Please rewrite the records from the start through the line that contains "dim-label-n3: n3 [543,179,556,191]", replacing "spec-label" with "spec-caption" and leaving everything else unchanged.
START Input for this task
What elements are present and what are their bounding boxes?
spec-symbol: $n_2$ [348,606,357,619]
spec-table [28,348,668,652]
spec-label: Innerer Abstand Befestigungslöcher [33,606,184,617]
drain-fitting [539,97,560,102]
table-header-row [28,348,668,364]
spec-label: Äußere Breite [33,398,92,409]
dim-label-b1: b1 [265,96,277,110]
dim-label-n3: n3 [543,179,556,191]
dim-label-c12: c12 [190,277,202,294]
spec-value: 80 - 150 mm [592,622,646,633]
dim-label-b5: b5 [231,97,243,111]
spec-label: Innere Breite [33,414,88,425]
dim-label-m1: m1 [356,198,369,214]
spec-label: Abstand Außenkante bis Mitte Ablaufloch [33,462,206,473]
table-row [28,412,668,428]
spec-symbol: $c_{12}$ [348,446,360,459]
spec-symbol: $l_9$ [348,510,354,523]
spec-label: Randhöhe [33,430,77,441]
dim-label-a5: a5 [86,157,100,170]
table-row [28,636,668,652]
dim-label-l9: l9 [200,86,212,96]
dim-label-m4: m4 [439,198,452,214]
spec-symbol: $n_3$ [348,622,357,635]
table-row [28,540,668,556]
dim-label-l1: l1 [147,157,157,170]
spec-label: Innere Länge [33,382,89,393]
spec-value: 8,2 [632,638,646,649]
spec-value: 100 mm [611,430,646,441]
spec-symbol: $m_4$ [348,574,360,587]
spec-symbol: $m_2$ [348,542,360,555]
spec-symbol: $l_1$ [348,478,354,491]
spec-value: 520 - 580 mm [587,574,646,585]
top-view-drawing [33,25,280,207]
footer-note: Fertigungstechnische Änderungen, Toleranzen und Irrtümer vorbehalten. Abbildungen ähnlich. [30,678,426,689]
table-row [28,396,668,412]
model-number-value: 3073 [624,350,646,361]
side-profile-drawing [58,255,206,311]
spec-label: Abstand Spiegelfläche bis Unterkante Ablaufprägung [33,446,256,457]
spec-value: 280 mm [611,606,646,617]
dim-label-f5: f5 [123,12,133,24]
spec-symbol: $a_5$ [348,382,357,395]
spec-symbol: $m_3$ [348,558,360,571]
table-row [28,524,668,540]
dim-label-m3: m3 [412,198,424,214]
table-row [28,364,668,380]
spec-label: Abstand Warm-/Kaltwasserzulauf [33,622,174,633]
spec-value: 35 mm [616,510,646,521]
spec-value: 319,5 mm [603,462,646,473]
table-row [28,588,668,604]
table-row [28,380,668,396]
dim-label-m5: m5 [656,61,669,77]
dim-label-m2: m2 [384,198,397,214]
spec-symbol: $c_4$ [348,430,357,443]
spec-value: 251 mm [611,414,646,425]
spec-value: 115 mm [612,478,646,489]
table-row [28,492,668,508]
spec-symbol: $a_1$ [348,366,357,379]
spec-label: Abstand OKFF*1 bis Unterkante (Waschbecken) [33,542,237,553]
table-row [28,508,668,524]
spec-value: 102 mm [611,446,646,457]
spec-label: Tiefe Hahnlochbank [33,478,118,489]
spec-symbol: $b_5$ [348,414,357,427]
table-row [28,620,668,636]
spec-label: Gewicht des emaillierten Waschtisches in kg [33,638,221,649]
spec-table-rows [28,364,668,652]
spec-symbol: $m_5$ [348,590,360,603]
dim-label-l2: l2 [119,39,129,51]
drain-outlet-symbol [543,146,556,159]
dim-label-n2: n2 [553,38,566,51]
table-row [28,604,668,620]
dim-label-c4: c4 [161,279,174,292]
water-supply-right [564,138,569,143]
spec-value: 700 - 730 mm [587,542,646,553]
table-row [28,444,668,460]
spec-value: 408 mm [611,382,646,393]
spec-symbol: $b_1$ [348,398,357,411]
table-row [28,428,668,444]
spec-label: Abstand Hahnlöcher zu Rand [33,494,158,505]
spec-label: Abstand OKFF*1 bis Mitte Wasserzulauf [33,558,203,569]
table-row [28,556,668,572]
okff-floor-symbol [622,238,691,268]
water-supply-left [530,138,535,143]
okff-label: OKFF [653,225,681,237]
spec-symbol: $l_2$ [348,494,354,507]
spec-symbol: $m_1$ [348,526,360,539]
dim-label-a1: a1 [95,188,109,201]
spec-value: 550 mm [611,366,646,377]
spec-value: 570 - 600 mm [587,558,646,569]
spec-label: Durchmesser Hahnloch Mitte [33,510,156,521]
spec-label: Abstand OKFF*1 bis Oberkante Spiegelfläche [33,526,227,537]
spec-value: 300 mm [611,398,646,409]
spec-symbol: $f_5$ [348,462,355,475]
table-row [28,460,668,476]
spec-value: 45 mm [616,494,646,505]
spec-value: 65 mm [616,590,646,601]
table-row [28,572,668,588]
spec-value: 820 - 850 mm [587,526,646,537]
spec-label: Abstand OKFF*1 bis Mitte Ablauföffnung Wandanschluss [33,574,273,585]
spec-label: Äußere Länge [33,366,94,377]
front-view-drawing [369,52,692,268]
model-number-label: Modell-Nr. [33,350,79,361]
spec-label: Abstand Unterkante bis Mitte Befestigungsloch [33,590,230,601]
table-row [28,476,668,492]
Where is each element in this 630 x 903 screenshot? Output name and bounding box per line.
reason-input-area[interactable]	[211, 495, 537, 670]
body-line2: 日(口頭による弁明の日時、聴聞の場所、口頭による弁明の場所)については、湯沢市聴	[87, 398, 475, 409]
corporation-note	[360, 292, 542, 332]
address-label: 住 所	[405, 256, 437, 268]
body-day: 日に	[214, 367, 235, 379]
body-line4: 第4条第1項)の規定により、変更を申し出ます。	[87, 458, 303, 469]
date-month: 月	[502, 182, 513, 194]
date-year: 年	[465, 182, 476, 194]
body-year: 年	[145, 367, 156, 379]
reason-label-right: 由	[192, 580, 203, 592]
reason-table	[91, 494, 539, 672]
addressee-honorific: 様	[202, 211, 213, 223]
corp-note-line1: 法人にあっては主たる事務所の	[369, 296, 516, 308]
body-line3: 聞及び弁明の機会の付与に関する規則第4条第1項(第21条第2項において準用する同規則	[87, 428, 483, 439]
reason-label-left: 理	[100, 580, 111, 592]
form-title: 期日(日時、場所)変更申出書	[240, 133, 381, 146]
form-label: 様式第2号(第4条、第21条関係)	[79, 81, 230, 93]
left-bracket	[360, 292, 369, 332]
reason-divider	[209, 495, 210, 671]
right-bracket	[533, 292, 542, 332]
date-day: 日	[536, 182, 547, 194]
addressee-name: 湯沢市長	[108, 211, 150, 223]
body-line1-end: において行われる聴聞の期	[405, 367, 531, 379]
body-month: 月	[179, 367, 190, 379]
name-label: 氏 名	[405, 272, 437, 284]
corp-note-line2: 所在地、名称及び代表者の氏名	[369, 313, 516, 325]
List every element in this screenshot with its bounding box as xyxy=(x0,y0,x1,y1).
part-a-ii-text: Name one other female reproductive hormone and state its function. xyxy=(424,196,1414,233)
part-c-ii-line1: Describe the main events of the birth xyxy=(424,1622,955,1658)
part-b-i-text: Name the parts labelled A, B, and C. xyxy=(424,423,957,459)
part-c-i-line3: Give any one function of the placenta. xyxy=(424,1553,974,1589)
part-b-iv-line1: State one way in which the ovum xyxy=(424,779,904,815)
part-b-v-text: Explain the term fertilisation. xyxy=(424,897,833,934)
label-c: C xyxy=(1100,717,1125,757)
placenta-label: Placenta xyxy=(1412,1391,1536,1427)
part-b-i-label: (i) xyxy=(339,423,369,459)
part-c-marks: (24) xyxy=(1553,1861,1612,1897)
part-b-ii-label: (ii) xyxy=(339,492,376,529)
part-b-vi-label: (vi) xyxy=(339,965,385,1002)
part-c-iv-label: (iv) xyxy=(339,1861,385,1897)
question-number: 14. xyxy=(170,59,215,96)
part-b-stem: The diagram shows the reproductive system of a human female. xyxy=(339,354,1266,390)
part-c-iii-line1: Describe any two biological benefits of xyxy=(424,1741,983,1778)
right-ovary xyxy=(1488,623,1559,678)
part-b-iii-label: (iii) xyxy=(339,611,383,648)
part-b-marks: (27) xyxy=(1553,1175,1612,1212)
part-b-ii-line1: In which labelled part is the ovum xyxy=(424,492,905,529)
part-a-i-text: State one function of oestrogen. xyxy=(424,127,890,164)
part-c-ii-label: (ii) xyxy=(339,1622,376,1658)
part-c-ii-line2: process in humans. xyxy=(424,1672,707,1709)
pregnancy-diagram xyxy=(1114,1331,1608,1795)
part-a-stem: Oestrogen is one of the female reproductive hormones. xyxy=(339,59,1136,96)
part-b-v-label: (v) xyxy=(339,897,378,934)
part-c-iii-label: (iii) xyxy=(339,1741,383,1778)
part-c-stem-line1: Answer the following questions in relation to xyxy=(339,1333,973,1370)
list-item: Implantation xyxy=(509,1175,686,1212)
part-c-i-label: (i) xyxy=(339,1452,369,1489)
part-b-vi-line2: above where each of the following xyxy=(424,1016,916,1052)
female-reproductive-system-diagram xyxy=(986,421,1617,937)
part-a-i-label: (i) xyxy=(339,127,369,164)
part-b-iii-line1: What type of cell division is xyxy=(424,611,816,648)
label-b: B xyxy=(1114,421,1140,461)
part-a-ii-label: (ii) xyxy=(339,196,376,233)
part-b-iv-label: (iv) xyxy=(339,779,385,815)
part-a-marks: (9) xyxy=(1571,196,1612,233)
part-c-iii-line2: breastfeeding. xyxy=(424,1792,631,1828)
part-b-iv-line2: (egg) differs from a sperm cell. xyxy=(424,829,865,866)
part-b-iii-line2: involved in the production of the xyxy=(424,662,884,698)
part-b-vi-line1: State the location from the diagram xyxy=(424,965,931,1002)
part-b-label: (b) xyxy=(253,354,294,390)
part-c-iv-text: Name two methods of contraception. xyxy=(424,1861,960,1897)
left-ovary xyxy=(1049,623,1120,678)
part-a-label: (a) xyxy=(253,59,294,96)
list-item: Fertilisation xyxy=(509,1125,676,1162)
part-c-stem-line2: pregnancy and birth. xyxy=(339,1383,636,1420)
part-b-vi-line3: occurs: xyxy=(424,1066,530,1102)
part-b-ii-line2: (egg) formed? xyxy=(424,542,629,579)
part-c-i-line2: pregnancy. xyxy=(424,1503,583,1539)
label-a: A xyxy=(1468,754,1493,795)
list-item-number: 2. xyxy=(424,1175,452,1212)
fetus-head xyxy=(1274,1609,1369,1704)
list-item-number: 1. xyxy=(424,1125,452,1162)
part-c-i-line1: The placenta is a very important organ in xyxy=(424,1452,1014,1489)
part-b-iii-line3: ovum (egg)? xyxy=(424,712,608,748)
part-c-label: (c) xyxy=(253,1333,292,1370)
END Input for this task
[Task answer]
What elements are present and what are their bounding boxes?
spec-symbol: $n_2$ [348,606,357,619]
spec-table [28,348,668,652]
spec-caption: Innerer Abstand Befestigungslöcher [33,606,184,617]
drain-fitting [539,97,560,102]
table-header-row [28,348,668,364]
spec-caption: Äußere Breite [33,398,92,409]
dim-label-b1: b1 [265,96,277,110]
dim-label-n3: n3 [543,179,556,191]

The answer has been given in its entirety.